Recorded data
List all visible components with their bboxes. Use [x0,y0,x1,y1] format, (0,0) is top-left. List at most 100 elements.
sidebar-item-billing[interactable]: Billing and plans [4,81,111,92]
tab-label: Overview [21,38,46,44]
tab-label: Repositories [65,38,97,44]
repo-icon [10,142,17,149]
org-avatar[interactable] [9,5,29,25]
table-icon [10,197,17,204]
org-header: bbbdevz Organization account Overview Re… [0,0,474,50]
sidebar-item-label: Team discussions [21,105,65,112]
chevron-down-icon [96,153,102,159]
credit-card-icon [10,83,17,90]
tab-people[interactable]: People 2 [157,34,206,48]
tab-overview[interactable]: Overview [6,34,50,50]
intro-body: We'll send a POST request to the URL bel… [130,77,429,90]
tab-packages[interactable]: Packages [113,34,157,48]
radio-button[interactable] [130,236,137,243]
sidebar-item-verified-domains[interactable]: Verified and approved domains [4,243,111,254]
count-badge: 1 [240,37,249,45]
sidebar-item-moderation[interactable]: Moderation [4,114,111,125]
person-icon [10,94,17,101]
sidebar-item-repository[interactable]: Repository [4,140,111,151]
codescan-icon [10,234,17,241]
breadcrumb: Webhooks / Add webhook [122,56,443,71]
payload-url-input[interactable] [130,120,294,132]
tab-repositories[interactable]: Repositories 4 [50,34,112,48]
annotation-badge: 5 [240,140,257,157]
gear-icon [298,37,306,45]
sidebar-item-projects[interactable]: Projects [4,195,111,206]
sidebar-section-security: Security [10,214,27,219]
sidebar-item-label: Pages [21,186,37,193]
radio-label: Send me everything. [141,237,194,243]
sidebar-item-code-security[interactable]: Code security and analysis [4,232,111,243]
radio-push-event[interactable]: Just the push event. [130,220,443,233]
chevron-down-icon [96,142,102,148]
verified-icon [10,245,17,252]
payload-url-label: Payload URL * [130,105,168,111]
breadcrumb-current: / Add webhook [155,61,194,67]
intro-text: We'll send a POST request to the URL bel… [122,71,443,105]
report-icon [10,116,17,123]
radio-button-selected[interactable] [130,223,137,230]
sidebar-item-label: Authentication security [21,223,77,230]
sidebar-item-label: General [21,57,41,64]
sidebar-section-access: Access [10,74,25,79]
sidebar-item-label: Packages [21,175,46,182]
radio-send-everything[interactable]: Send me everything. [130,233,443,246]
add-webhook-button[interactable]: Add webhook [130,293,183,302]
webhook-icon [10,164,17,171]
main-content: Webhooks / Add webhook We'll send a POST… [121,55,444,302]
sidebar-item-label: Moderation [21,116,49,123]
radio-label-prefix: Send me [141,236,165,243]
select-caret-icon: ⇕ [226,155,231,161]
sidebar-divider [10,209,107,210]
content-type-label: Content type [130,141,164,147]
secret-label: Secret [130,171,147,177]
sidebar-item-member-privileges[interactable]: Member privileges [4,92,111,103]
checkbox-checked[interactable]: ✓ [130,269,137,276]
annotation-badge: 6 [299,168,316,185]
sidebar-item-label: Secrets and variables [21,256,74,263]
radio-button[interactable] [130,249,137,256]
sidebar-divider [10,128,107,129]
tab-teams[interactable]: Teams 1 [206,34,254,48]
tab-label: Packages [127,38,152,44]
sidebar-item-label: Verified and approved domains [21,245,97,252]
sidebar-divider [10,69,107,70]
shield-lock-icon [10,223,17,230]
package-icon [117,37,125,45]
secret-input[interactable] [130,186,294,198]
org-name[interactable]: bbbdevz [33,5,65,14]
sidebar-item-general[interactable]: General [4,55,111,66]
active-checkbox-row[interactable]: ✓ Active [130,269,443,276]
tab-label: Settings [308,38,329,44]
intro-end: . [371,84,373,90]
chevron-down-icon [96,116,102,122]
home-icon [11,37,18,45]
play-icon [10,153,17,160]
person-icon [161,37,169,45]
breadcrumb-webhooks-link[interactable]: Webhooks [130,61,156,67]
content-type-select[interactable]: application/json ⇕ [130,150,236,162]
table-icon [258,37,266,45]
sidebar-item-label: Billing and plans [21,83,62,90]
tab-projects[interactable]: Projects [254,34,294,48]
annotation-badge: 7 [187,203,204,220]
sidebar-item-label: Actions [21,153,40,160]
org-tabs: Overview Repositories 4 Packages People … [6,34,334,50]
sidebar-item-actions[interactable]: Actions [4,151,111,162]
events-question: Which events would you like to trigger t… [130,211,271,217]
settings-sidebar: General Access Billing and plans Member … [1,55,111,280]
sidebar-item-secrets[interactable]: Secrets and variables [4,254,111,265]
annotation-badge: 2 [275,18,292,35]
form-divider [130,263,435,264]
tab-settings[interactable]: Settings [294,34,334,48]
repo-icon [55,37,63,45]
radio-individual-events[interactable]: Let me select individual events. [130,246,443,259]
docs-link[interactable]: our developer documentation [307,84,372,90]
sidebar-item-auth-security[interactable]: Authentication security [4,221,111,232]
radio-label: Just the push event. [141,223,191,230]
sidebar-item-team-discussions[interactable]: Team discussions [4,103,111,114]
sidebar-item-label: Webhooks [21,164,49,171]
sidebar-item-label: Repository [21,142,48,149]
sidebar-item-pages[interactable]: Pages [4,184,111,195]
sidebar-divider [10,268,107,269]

= SHORT TASK =
Present each line of the material above as an item in a numbered list, omitting any blank lines.

= RESULT FOR THIS EXERCISE =
1. List all visible components with their bboxes. Use [x0,y0,x1,y1] format, (0,0) is top-left. List at most 100 elements.
2. sidebar-item-billing[interactable]: Billing and plans [4,81,111,92]
3. tab-label: Overview [21,38,46,44]
4. tab-label: Repositories [65,38,97,44]
5. repo-icon [10,142,17,149]
6. org-avatar[interactable] [9,5,29,25]
7. table-icon [10,197,17,204]
8. org-header: bbbdevz Organization account Overview Re… [0,0,474,50]
9. sidebar-item-label: Team discussions [21,105,65,112]
10. chevron-down-icon [96,153,102,159]
11. credit-card-icon [10,83,17,90]
12. tab-people[interactable]: People 2 [157,34,206,48]
13. tab-overview[interactable]: Overview [6,34,50,50]
14. intro-body: We'll send a POST request to the URL bel… [130,77,429,90]
15. tab-packages[interactable]: Packages [113,34,157,48]
16. radio-button[interactable] [130,236,137,243]
17. sidebar-item-verified-domains[interactable]: Verified and approved domains [4,243,111,254]
18. count-badge: 1 [240,37,249,45]
19. sidebar-item-moderation[interactable]: Moderation [4,114,111,125]
20. person-icon [10,94,17,101]
21. sidebar-item-repository[interactable]: Repository [4,140,111,151]
22. codescan-icon [10,234,17,241]
23. breadcrumb: Webhooks / Add webhook [122,56,443,71]
24. payload-url-input[interactable] [130,120,294,132]
25. tab-repositories[interactable]: Repositories 4 [50,34,112,48]
26. annotation-badge: 5 [240,140,257,157]
27. gear-icon [298,37,306,45]
28. sidebar-item-projects[interactable]: Projects [4,195,111,206]
29. sidebar-section-security: Security [10,214,27,219]
30. sidebar-item-label: Pages [21,186,37,193]
31. radio-label: Send me everything. [141,237,194,243]
32. sidebar-item-code-security[interactable]: Code security and analysis [4,232,111,243]
33. radio-push-event[interactable]: Just the push event. [130,220,443,233]
34. chevron-down-icon [96,142,102,148]
35. verified-icon [10,245,17,252]
36. payload-url-label: Payload URL * [130,105,168,111]
37. breadcrumb-current: / Add webhook [155,61,194,67]
38. intro-text: We'll send a POST request to the URL bel… [122,71,443,105]
39. report-icon [10,116,17,123]
40. radio-button-selected[interactable] [130,223,137,230]
41. sidebar-item-label: Authentication security [21,223,77,230]
42. sidebar-item-label: General [21,57,41,64]
43. sidebar-section-access: Access [10,74,25,79]
44. sidebar-item-label: Packages [21,175,46,182]
45. radio-send-everything[interactable]: Send me everything. [130,233,443,246]
46. add-webhook-button[interactable]: Add webhook [130,293,183,302]
47. webhook-icon [10,164,17,171]
48. main-content: Webhooks / Add webhook We'll send a POST… [121,55,444,302]
49. sidebar-item-label: Moderation [21,116,49,123]
50. radio-label-prefix: Send me [141,236,165,243]
51. select-caret-icon: ⇕ [226,155,231,161]
52. sidebar-divider [10,209,107,210]
53. content-type-label: Content type [130,141,164,147]
54. secret-label: Secret [130,171,147,177]
55. sidebar-item-member-privileges[interactable]: Member privileges [4,92,111,103]
56. checkbox-checked[interactable]: ✓ [130,269,137,276]
57. annotation-badge: 6 [299,168,316,185]
58. sidebar-item-label: Secrets and variables [21,256,74,263]
59. radio-button[interactable] [130,249,137,256]
60. sidebar-divider [10,128,107,129]
61. tab-teams[interactable]: Teams 1 [206,34,254,48]
62. tab-label: Packages [127,38,152,44]
63. sidebar-item-label: Verified and approved domains [21,245,97,252]
64. sidebar-divider [10,69,107,70]
65. shield-lock-icon [10,223,17,230]
66. package-icon [117,37,125,45]
67. secret-input[interactable] [130,186,294,198]
68. org-name[interactable]: bbbdevz [33,5,65,14]
69. sidebar-item-general[interactable]: General [4,55,111,66]
70. active-checkbox-row[interactable]: ✓ Active [130,269,443,276]
71. tab-label: Settings [308,38,329,44]
72. intro-end: . [371,84,373,90]
73. chevron-down-icon [96,116,102,122]
74. home-icon [11,37,18,45]
75. play-icon [10,153,17,160]
76. person-icon [161,37,169,45]
77. breadcrumb-webhooks-link[interactable]: Webhooks [130,61,156,67]
78. content-type-select[interactable]: application/json ⇕ [130,150,236,162]
79. table-icon [258,37,266,45]
80. sidebar-item-label: Billing and plans [21,83,62,90]
81. tab-projects[interactable]: Projects [254,34,294,48]
82. annotation-badge: 7 [187,203,204,220]
83. sidebar-item-label: Actions [21,153,40,160]
84. org-tabs: Overview Repositories 4 Packages People … [6,34,334,50]
85. sidebar-item-actions[interactable]: Actions [4,151,111,162]
86. events-question: Which events would you like to trigger t… [130,211,271,217]
87. settings-sidebar: General Access Billing and plans Member … [1,55,111,280]
88. sidebar-item-secrets[interactable]: Secrets and variables [4,254,111,265]
89. annotation-badge: 2 [275,18,292,35]
90. form-divider [130,263,435,264]
91. tab-settings[interactable]: Settings [294,34,334,48]
92. repo-icon [55,37,63,45]
93. radio-individual-events[interactable]: Let me select individual events. [130,246,443,259]
94. docs-link[interactable]: our developer documentation [307,84,372,90]
95. sidebar-item-auth-security[interactable]: Authentication security [4,221,111,232]
96. radio-label: Just the push event. [141,223,191,230]
97. sidebar-item-team-discussions[interactable]: Team discussions [4,103,111,114]
98. sidebar-item-label: Webhooks [21,164,49,171]
99. sidebar-item-label: Repository [21,142,48,149]
100. sidebar-item-pages[interactable]: Pages [4,184,111,195]
101. sidebar-divider [10,268,107,269]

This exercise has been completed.